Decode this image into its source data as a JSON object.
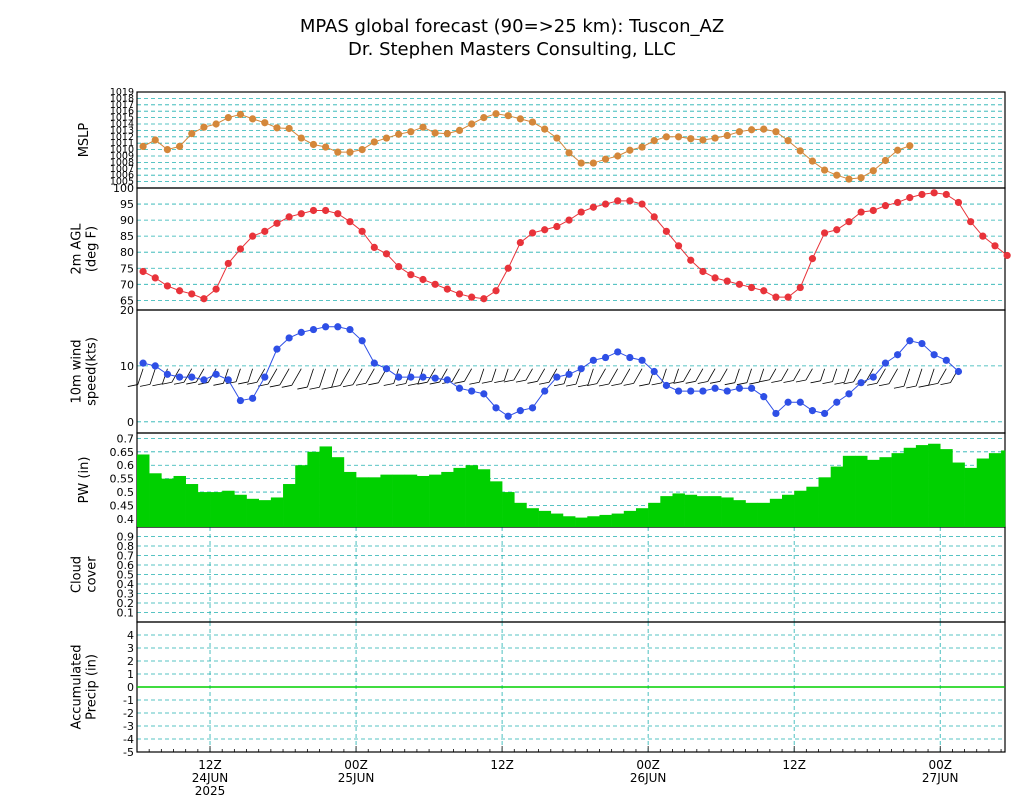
{
  "header": {
    "title_line1": "MPAS global forecast (90=>25 km): Tuscon_AZ",
    "title_line2": "Dr. Stephen Masters Consulting, LLC"
  },
  "colors": {
    "grid": "#20b0b0",
    "mslp": "#d4873a",
    "temp": "#e8333a",
    "wind": "#2e4fe6",
    "pw": "#00d000",
    "axis": "#000000",
    "barb": "#000000"
  },
  "x_axis": {
    "labels": [
      {
        "hour": 12,
        "line1": "12Z",
        "line2": "24JUN",
        "line3": "2025"
      },
      {
        "hour": 24,
        "line1": "00Z",
        "line2": "25JUN",
        "line3": ""
      },
      {
        "hour": 36,
        "line1": "12Z",
        "line2": "",
        "line3": ""
      },
      {
        "hour": 48,
        "line1": "00Z",
        "line2": "26JUN",
        "line3": ""
      },
      {
        "hour": 60,
        "line1": "12Z",
        "line2": "",
        "line3": ""
      },
      {
        "hour": 72,
        "line1": "00Z",
        "line2": "27JUN",
        "line3": ""
      }
    ]
  },
  "panels_text": {
    "mslp": {
      "ylabel": [
        "MSLP"
      ]
    },
    "temp": {
      "ylabel": [
        "2m AGL",
        "(deg F)"
      ]
    },
    "wind": {
      "ylabel": [
        "10m wind",
        "speed(kts)"
      ]
    },
    "pw": {
      "ylabel": [
        "PW (in)"
      ]
    },
    "cloud": {
      "ylabel": [
        "Cloud",
        "cover"
      ]
    },
    "precip": {
      "ylabel": [
        "Accumulated",
        "Precip (in)"
      ]
    }
  },
  "chart_data": [
    {
      "type": "line",
      "panel": "mslp",
      "ylabel": "MSLP",
      "x_hours_start": 6.5,
      "x_hours_step": 1,
      "ylim": [
        1004,
        1019
      ],
      "yticks": [
        1005,
        1006,
        1007,
        1008,
        1009,
        1010,
        1011,
        1012,
        1013,
        1014,
        1015,
        1016,
        1017,
        1018,
        1019
      ],
      "values": [
        1010.5,
        1011.5,
        1010,
        1010.5,
        1012.5,
        1013.5,
        1014,
        1015,
        1015.5,
        1014.8,
        1014.2,
        1013.4,
        1013.3,
        1011.8,
        1010.8,
        1010.4,
        1009.6,
        1009.6,
        1010,
        1011.2,
        1011.8,
        1012.4,
        1012.8,
        1013.5,
        1012.6,
        1012.5,
        1013,
        1014,
        1015,
        1015.6,
        1015.3,
        1014.8,
        1014.3,
        1013.2,
        1011.8,
        1009.5,
        1007.9,
        1007.9,
        1008.5,
        1009,
        1009.9,
        1010.4,
        1011.4,
        1012,
        1012,
        1011.7,
        1011.5,
        1011.8,
        1012.2,
        1012.8,
        1013.1,
        1013.2,
        1012.8,
        1011.4,
        1009.8,
        1008.2,
        1006.8,
        1006,
        1005.4,
        1005.6,
        1006.7,
        1008.3,
        1009.9,
        1010.6
      ]
    },
    {
      "type": "line",
      "panel": "temp",
      "ylabel": "2m AGL (deg F)",
      "x_hours_start": 6.5,
      "x_hours_step": 1,
      "ylim": [
        62,
        100
      ],
      "yticks": [
        65,
        70,
        75,
        80,
        85,
        90,
        95,
        100
      ],
      "values": [
        74,
        72,
        69.5,
        68,
        67,
        65.5,
        68.5,
        76.5,
        81,
        85,
        86.5,
        89,
        91,
        92,
        93,
        93,
        92,
        89.5,
        86.5,
        81.5,
        79.5,
        75.5,
        73,
        71.5,
        70,
        68.5,
        67,
        66,
        65.5,
        68,
        75,
        83,
        86,
        87,
        88,
        90,
        92.5,
        94,
        95,
        96,
        96,
        95,
        91,
        86.5,
        82,
        77.5,
        74,
        72,
        71,
        70,
        69,
        68,
        66,
        66,
        69,
        78,
        86,
        87,
        89.5,
        92.5,
        93,
        94.5,
        95.5,
        97,
        98,
        98.5,
        98,
        95.5,
        89.5,
        85,
        82,
        79
      ]
    },
    {
      "type": "line",
      "panel": "wind",
      "ylabel": "10m wind speed(kts)",
      "x_hours_start": 6.5,
      "x_hours_step": 1,
      "ylim": [
        -2,
        20
      ],
      "yticks": [
        0,
        10,
        20
      ],
      "values": [
        10.5,
        10,
        8.5,
        8,
        8,
        7.5,
        8.5,
        7.5,
        3.8,
        4.2,
        8,
        13,
        15,
        16,
        16.5,
        17,
        17,
        16.5,
        14.5,
        10.5,
        9.5,
        8,
        8,
        8,
        7.8,
        7.5,
        6,
        5.5,
        5,
        2.5,
        1,
        2,
        2.5,
        5.5,
        8,
        8.5,
        9.5,
        11,
        11.5,
        12.5,
        11.5,
        11,
        9,
        6.5,
        5.5,
        5.5,
        5.5,
        6,
        5.5,
        6,
        6,
        4.5,
        1.5,
        3.5,
        3.5,
        2,
        1.5,
        3.5,
        5,
        7,
        8,
        10.5,
        12,
        14.5,
        14,
        12,
        11,
        9
      ]
    },
    {
      "type": "area",
      "panel": "pw",
      "ylabel": "PW (in)",
      "x_hours_start": 6,
      "x_hours_step": 1,
      "ylim": [
        0.37,
        0.72
      ],
      "yticks": [
        0.4,
        0.45,
        0.5,
        0.55,
        0.6,
        0.65,
        0.7
      ],
      "values": [
        0.64,
        0.57,
        0.55,
        0.56,
        0.53,
        0.5,
        0.5,
        0.505,
        0.49,
        0.475,
        0.47,
        0.48,
        0.53,
        0.6,
        0.65,
        0.67,
        0.63,
        0.575,
        0.555,
        0.555,
        0.565,
        0.565,
        0.565,
        0.56,
        0.565,
        0.575,
        0.59,
        0.6,
        0.585,
        0.54,
        0.5,
        0.46,
        0.44,
        0.43,
        0.42,
        0.41,
        0.405,
        0.41,
        0.415,
        0.42,
        0.43,
        0.44,
        0.46,
        0.485,
        0.495,
        0.49,
        0.485,
        0.485,
        0.48,
        0.47,
        0.46,
        0.46,
        0.475,
        0.49,
        0.505,
        0.52,
        0.555,
        0.595,
        0.635,
        0.635,
        0.62,
        0.63,
        0.645,
        0.665,
        0.675,
        0.68,
        0.66,
        0.61,
        0.59,
        0.625,
        0.645,
        0.655
      ]
    },
    {
      "type": "line",
      "panel": "cloud",
      "ylabel": "Cloud cover",
      "ylim": [
        0,
        1
      ],
      "yticks": [
        0.1,
        0.2,
        0.3,
        0.4,
        0.5,
        0.6,
        0.7,
        0.8,
        0.9
      ],
      "values": []
    },
    {
      "type": "line",
      "panel": "precip",
      "ylabel": "Accumulated Precip (in)",
      "x_hours_start": 6,
      "x_hours_step": 1,
      "ylim": [
        -5,
        5
      ],
      "yticks": [
        -5,
        -4,
        -3,
        -2,
        -1,
        0,
        1,
        2,
        3,
        4
      ],
      "values": [
        0,
        0
      ]
    }
  ]
}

Exercise objective: Copy every line from the entries that contains the word "wind".

Answer:
    "wind": "#2e4fe6",
    "wind": {
        "10m wind",
      "panel": "wind",
      "ylabel": "10m wind speed(kts)",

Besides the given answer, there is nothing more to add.